*Information shown*.
[start]

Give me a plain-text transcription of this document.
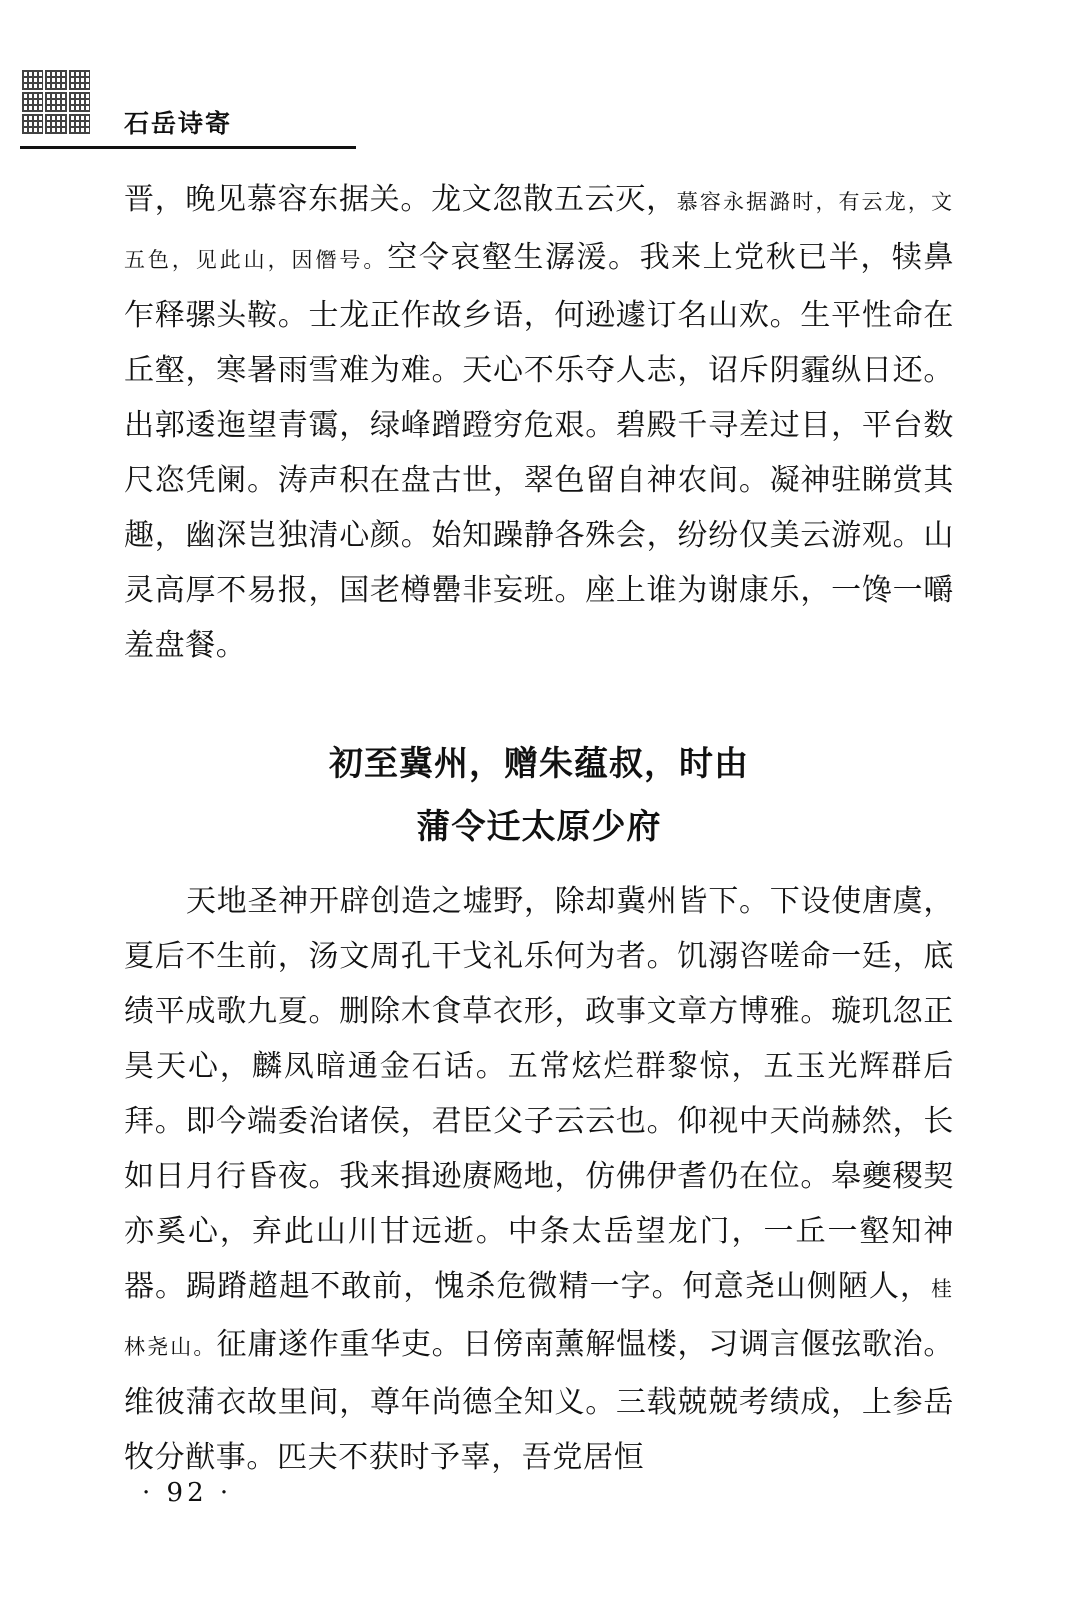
石岳诗寄

晋，晚见慕容东据关。龙文忽散五云灭，慕容永据潞时，有云龙，文五色，见此山，因僭号。空令哀壑生潺湲。我来上党秋已半，犊鼻乍释骡头鞍。士龙正作故乡语，何逊遽订名山欢。生平性命在丘壑，寒暑雨雪难为难。天心不乐夺人志，诏斥阴霾纵日还。出郭逶迤望青霭，绿峰蹭蹬穷危艰。碧殿千寻差过目，平台数尺恣凭阑。涛声积在盘古世，翠色留自神农间。凝神驻睇赏其趣，幽深岂独清心颜。始知躁静各殊会，纷纷仅美云游观。山灵高厚不易报，国老樽罍非妄班。座上谁为谢康乐，一馋一嚼羞盘餐。

初至冀州，赠朱蕴叔，时由
蒲令迁太原少府

天地圣神开辟创造之墟野，除却冀州皆下。下设使唐虞，夏后不生前，汤文周孔干戈礼乐何为者。饥溺咨嗟命一廷，底绩平成歌九夏。删除木食草衣形，政事文章方博雅。璇玑忽正昊天心，麟凤暗通金石话。五常炫烂群黎惊，五玉光辉群后拜。即今端委治诸侯，君臣父子云云也。仰视中天尚赫然，长如日月行昏夜。我来揖逊赓飏地，仿佛伊耆仍在位。皋夔稷契亦奚心，弃此山川甘远逝。中条太岳望龙门，一丘一壑知神器。跼蹐趦趄不敢前，愧杀危微精一字。何意尧山侧陋人，桂林尧山。征庸遂作重华吏。日傍南薰解愠楼，习调言偃弦歌治。维彼蒲衣故里间，尊年尚德全知义。三载兢兢考绩成，上参岳牧分猷事。匹夫不获时予辜，吾党居恒

· 92 ·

[end]

*Given exercise*.
Reproduce the material word for word. Any pictures should be left out of the copy.

*Output of the exercise*.
Give me a plain-text transcription of this document.
石岳诗寄

晋，晚见慕容东据关。龙文忽散五云灭，慕容永据潞时，有云龙，文五色，见此山，因僭号。空令哀壑生潺湲。我来上党秋已半，犊鼻乍释骡头鞍。士龙正作故乡语，何逊遽订名山欢。生平性命在丘壑，寒暑雨雪难为难。天心不乐夺人志，诏斥阴霾纵日还。出郭逶迤望青霭，绿峰蹭蹬穷危艰。碧殿千寻差过目，平台数尺恣凭阑。涛声积在盘古世，翠色留自神农间。凝神驻睇赏其趣，幽深岂独清心颜。始知躁静各殊会，纷纷仅美云游观。山灵高厚不易报，国老樽罍非妄班。座上谁为谢康乐，一馋一嚼羞盘餐。

初至冀州，赠朱蕴叔，时由
蒲令迁太原少府

天地圣神开辟创造之墟野，除却冀州皆下。下设使唐虞，夏后不生前，汤文周孔干戈礼乐何为者。饥溺咨嗟命一廷，底绩平成歌九夏。删除木食草衣形，政事文章方博雅。璇玑忽正昊天心，麟凤暗通金石话。五常炫烂群黎惊，五玉光辉群后拜。即今端委治诸侯，君臣父子云云也。仰视中天尚赫然，长如日月行昏夜。我来揖逊赓飏地，仿佛伊耆仍在位。皋夔稷契亦奚心，弃此山川甘远逝。中条太岳望龙门，一丘一壑知神器。跼蹐趦趄不敢前，愧杀危微精一字。何意尧山侧陋人，桂林尧山。征庸遂作重华吏。日傍南薰解愠楼，习调言偃弦歌治。维彼蒲衣故里间，尊年尚德全知义。三载兢兢考绩成，上参岳牧分猷事。匹夫不获时予辜，吾党居恒

· 92 ·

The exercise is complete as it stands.